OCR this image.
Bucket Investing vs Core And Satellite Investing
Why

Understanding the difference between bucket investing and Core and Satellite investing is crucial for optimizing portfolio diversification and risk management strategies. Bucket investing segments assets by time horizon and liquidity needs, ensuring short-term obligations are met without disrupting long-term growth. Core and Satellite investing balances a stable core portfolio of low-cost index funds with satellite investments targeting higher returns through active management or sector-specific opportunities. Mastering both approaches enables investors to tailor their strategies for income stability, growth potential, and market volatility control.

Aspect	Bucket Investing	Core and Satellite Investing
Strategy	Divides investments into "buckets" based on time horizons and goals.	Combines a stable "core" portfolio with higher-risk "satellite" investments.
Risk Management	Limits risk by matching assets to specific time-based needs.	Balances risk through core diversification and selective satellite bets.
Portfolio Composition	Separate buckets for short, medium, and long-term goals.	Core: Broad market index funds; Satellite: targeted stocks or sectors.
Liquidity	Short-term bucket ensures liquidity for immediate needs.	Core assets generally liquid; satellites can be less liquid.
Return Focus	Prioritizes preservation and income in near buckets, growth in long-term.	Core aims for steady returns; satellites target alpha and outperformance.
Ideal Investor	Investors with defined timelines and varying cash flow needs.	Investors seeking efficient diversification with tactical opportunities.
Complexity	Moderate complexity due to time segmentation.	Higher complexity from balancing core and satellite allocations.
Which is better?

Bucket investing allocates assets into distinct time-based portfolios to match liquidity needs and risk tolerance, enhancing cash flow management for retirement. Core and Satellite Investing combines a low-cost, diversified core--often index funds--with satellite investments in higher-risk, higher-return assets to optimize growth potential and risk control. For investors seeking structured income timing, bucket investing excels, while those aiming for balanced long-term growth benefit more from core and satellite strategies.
* * * * *
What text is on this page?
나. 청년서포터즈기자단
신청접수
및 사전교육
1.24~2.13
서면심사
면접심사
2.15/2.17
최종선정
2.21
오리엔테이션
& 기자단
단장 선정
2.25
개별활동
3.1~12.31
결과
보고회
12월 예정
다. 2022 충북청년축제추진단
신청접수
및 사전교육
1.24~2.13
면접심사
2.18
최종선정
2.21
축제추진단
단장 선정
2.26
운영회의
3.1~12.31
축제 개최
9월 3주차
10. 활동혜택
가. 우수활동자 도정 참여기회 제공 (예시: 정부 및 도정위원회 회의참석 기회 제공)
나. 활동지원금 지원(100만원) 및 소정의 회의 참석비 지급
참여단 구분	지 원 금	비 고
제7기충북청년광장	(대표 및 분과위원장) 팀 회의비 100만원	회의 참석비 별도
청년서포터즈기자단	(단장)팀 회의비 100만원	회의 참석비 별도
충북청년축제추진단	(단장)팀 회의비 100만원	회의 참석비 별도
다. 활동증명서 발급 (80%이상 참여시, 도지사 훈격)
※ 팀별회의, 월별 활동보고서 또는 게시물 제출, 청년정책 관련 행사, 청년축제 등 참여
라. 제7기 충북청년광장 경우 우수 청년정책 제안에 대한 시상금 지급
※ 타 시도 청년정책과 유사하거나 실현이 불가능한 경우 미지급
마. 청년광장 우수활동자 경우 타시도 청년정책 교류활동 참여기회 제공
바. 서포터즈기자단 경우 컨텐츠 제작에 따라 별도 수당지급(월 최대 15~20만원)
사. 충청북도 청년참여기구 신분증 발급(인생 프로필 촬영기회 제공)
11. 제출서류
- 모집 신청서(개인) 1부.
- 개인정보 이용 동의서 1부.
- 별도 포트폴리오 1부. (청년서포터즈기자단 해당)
* * * * *
→ **Goal**
Copy every line that includes the string "satellites" from the material above.

→ **Worked solution**
Liquidity	Short-term bucket ensures liquidity for immediate needs.	Core assets generally liquid; satellites can be less liquid.
Return Focus	Prioritizes preservation and income in near buckets, growth in long-term.	Core aims for steady returns; satellites target alpha and outperformance.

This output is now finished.